= Task prompt =
Return all the entries below exactly as they were given.

[[ Entries provided, beginning ]]

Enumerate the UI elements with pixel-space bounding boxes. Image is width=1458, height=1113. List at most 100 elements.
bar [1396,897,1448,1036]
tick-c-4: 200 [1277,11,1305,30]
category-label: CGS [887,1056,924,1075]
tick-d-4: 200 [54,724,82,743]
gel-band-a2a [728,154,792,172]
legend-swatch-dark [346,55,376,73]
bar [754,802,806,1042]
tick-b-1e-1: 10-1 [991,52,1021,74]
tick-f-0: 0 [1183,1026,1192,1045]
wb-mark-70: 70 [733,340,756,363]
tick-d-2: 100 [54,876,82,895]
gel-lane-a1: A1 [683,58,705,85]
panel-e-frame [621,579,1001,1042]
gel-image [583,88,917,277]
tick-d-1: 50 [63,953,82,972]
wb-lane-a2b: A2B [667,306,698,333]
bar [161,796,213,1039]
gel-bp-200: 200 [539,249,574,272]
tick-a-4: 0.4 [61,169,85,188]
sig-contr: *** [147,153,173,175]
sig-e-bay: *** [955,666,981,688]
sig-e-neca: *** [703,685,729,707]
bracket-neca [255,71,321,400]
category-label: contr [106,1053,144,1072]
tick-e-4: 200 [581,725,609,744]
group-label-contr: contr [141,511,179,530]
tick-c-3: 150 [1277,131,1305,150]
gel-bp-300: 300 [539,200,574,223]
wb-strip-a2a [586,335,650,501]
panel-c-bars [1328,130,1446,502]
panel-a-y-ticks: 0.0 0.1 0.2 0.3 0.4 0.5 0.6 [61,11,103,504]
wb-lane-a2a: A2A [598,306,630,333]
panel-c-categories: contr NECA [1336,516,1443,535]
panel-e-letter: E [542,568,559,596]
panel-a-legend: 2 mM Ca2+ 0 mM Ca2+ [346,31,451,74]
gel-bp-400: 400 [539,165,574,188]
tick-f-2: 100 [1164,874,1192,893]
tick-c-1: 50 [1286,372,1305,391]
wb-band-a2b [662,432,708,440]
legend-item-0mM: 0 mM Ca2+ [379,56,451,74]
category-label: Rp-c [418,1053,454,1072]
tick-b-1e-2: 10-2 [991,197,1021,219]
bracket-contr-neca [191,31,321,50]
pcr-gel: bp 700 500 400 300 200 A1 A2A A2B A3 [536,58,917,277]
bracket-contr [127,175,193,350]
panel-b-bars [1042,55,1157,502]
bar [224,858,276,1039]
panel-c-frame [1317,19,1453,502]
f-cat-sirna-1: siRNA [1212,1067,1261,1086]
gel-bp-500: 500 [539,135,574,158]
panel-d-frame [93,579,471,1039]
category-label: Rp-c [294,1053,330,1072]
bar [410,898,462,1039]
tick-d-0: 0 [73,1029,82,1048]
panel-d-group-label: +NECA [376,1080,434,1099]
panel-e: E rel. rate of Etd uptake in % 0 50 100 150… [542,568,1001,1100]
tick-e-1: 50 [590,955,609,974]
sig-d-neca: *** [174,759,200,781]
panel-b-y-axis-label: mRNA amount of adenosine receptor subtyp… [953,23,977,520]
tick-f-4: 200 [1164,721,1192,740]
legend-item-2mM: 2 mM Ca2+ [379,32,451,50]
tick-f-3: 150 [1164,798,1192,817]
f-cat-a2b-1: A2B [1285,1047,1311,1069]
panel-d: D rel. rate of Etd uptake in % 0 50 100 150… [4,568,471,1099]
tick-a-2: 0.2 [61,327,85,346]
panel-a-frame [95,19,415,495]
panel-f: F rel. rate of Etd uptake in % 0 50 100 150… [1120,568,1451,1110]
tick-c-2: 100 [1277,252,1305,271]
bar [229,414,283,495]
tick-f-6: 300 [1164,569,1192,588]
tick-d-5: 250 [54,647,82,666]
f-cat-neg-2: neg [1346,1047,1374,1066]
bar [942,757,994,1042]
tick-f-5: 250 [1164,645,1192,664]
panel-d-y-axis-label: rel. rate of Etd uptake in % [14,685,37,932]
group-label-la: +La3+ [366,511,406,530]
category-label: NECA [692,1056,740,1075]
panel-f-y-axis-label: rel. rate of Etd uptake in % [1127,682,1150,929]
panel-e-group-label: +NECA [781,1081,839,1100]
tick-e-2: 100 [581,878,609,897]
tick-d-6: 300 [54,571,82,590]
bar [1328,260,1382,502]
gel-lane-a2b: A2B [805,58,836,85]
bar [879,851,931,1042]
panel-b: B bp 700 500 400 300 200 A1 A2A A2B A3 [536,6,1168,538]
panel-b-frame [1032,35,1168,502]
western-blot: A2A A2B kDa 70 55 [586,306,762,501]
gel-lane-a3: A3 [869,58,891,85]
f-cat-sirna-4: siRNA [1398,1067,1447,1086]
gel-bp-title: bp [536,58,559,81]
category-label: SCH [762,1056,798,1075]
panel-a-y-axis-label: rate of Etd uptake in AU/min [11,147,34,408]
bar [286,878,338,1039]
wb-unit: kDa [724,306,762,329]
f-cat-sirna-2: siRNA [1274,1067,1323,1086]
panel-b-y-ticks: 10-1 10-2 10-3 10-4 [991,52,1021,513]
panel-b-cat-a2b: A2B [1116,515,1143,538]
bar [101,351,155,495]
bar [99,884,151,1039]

[[ Entries provided, end ]]

= Exercise result =
Enumerate the UI elements with pixel-space bounding boxes. Image is width=1458, height=1113. List at most 100 elements.
bar [1396,897,1448,1036]
tick-c-4: 200 [1277,11,1305,30]
category-label: CGS [887,1056,924,1075]
tick-d-4: 200 [54,724,82,743]
gel-band-a2a [728,154,792,172]
legend-swatch-dark [346,55,376,73]
bar [754,802,806,1042]
tick-b-1e-1: 10-1 [991,52,1021,74]
tick-f-0: 0 [1183,1026,1192,1045]
wb-mark-70: 70 [733,340,756,363]
tick-d-2: 100 [54,876,82,895]
gel-lane-a1: A1 [683,58,705,85]
panel-e-frame [621,579,1001,1042]
gel-image [583,88,917,277]
tick-d-1: 50 [63,953,82,972]
wb-lane-a2b: A2B [667,306,698,333]
bar [161,796,213,1039]
gel-bp-200: 200 [539,249,574,272]
tick-a-4: 0.4 [61,169,85,188]
sig-contr: *** [147,153,173,175]
sig-e-bay: *** [955,666,981,688]
sig-e-neca: *** [703,685,729,707]
bracket-neca [255,71,321,400]
category-label: contr [106,1053,144,1072]
tick-e-4: 200 [581,725,609,744]
group-label-contr: contr [141,511,179,530]
tick-c-3: 150 [1277,131,1305,150]
gel-bp-300: 300 [539,200,574,223]
wb-strip-a2a [586,335,650,501]
panel-c-bars [1328,130,1446,502]
panel-a-y-ticks: 0.0 0.1 0.2 0.3 0.4 0.5 0.6 [61,11,103,504]
wb-lane-a2a: A2A [598,306,630,333]
panel-c-categories: contr NECA [1336,516,1443,535]
panel-e-letter: E [542,568,559,596]
panel-a-legend: 2 mM Ca2+ 0 mM Ca2+ [346,31,451,74]
gel-bp-400: 400 [539,165,574,188]
tick-f-2: 100 [1164,874,1192,893]
tick-c-1: 50 [1286,372,1305,391]
wb-band-a2b [662,432,708,440]
legend-item-0mM: 0 mM Ca2+ [379,56,451,74]
category-label: Rp-c [418,1053,454,1072]
tick-b-1e-2: 10-2 [991,197,1021,219]
bracket-contr-neca [191,31,321,50]
pcr-gel: bp 700 500 400 300 200 A1 A2A A2B A3 [536,58,917,277]
bracket-contr [127,175,193,350]
panel-b-bars [1042,55,1157,502]
bar [224,858,276,1039]
panel-c-frame [1317,19,1453,502]
f-cat-sirna-1: siRNA [1212,1067,1261,1086]
gel-bp-500: 500 [539,135,574,158]
panel-d-frame [93,579,471,1039]
category-label: Rp-c [294,1053,330,1072]
bar [410,898,462,1039]
tick-d-0: 0 [73,1029,82,1048]
panel-d-group-label: +NECA [376,1080,434,1099]
panel-e: E rel. rate of Etd uptake in % 0 50 100 150… [542,568,1001,1100]
tick-e-1: 50 [590,955,609,974]
sig-d-neca: *** [174,759,200,781]
panel-b-y-axis-label: mRNA amount of adenosine receptor subtyp… [953,23,977,520]
tick-f-4: 200 [1164,721,1192,740]
legend-item-2mM: 2 mM Ca2+ [379,32,451,50]
tick-f-3: 150 [1164,798,1192,817]
f-cat-a2b-1: A2B [1285,1047,1311,1069]
panel-d: D rel. rate of Etd uptake in % 0 50 100 150… [4,568,471,1099]
tick-a-2: 0.2 [61,327,85,346]
panel-a-frame [95,19,415,495]
panel-f: F rel. rate of Etd uptake in % 0 50 100 150… [1120,568,1451,1110]
tick-c-2: 100 [1277,252,1305,271]
bar [229,414,283,495]
tick-f-6: 300 [1164,569,1192,588]
tick-d-5: 250 [54,647,82,666]
f-cat-neg-2: neg [1346,1047,1374,1066]
bar [942,757,994,1042]
tick-f-5: 250 [1164,645,1192,664]
panel-d-y-axis-label: rel. rate of Etd uptake in % [14,685,37,932]
group-label-la: +La3+ [366,511,406,530]
category-label: NECA [692,1056,740,1075]
panel-f-y-axis-label: rel. rate of Etd uptake in % [1127,682,1150,929]
panel-e-group-label: +NECA [781,1081,839,1100]
tick-e-2: 100 [581,878,609,897]
tick-d-6: 300 [54,571,82,590]
bar [1328,260,1382,502]
gel-lane-a2b: A2B [805,58,836,85]
bar [879,851,931,1042]
panel-b: B bp 700 500 400 300 200 A1 A2A A2B A3 [536,6,1168,538]
panel-b-frame [1032,35,1168,502]
western-blot: A2A A2B kDa 70 55 [586,306,762,501]
gel-lane-a3: A3 [869,58,891,85]
f-cat-sirna-4: siRNA [1398,1067,1447,1086]
gel-bp-title: bp [536,58,559,81]
category-label: SCH [762,1056,798,1075]
panel-a-y-axis-label: rate of Etd uptake in AU/min [11,147,34,408]
bar [286,878,338,1039]
wb-unit: kDa [724,306,762,329]
f-cat-sirna-2: siRNA [1274,1067,1323,1086]
panel-b-y-ticks: 10-1 10-2 10-3 10-4 [991,52,1021,513]
panel-b-cat-a2b: A2B [1116,515,1143,538]
bar [101,351,155,495]
bar [99,884,151,1039]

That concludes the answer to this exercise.